**** THE DATA ****
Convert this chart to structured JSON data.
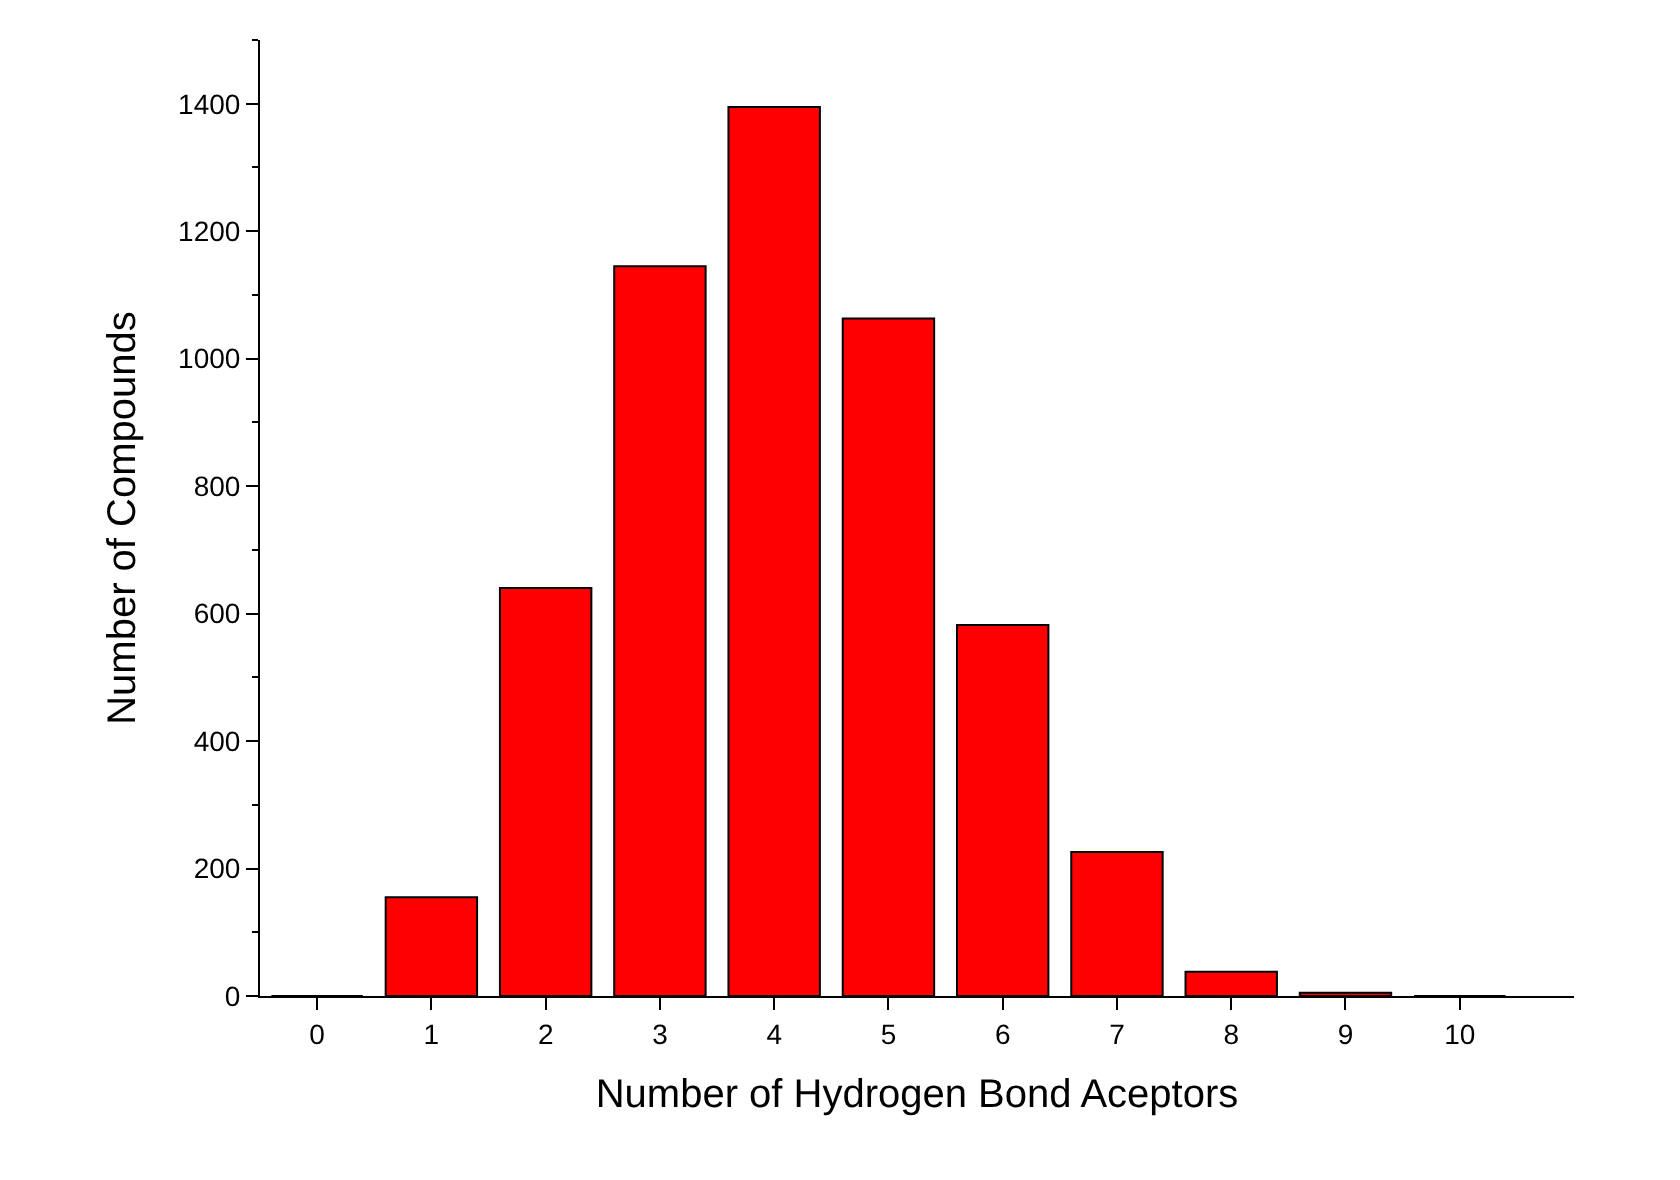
{
  "chart_data": {
    "type": "bar",
    "xlabel": "Number of Hydrogen Bond Aceptors",
    "ylabel": "Number of Compounds",
    "x": [
      0,
      1,
      2,
      3,
      4,
      5,
      6,
      7,
      8,
      9,
      10
    ],
    "values": [
      0,
      155,
      640,
      1145,
      1395,
      1063,
      582,
      226,
      38,
      5,
      0
    ],
    "color": "#ff0000",
    "xlim": [
      -0.5,
      11
    ],
    "xticks": [
      0,
      1,
      2,
      3,
      4,
      5,
      6,
      7,
      8,
      9,
      10
    ],
    "ylim": [
      0,
      1500
    ],
    "yticks": [
      0,
      200,
      400,
      600,
      800,
      1000,
      1200,
      1400
    ]
  }
}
****
▶ _AIM OF THE EXERCISE_: Quote the data exactly, leaving every image out of the copy.

▶ _TASK SOLUTION_:
Convert this chart to structured JSON data.
{
  "chart_data": {
    "type": "bar",
    "xlabel": "Number of Hydrogen Bond Aceptors",
    "ylabel": "Number of Compounds",
    "x": [
      0,
      1,
      2,
      3,
      4,
      5,
      6,
      7,
      8,
      9,
      10
    ],
    "values": [
      0,
      155,
      640,
      1145,
      1395,
      1063,
      582,
      226,
      38,
      5,
      0
    ],
    "color": "#ff0000",
    "xlim": [
      -0.5,
      11
    ],
    "xticks": [
      0,
      1,
      2,
      3,
      4,
      5,
      6,
      7,
      8,
      9,
      10
    ],
    "ylim": [
      0,
      1500
    ],
    "yticks": [
      0,
      200,
      400,
      600,
      800,
      1000,
      1200,
      1400
    ]
  }
}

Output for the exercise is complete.